## Required task:
Each line below should be retyped exactly, with no pictures.

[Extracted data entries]

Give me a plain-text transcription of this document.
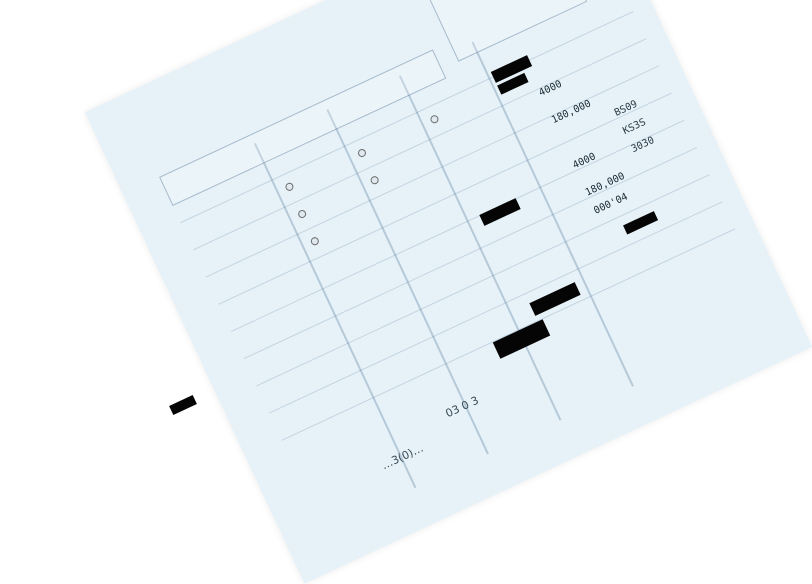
4000
180,000
4000
180,000
000'04
BS09
KS3S
3030
03 0 3
…3(0)…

## Solution for this task:
Give me a plain-text transcription of this document.
4000
180,000
4000
180,000
000'04
BS09
KS3S
3030
03 0 3
…3(0)…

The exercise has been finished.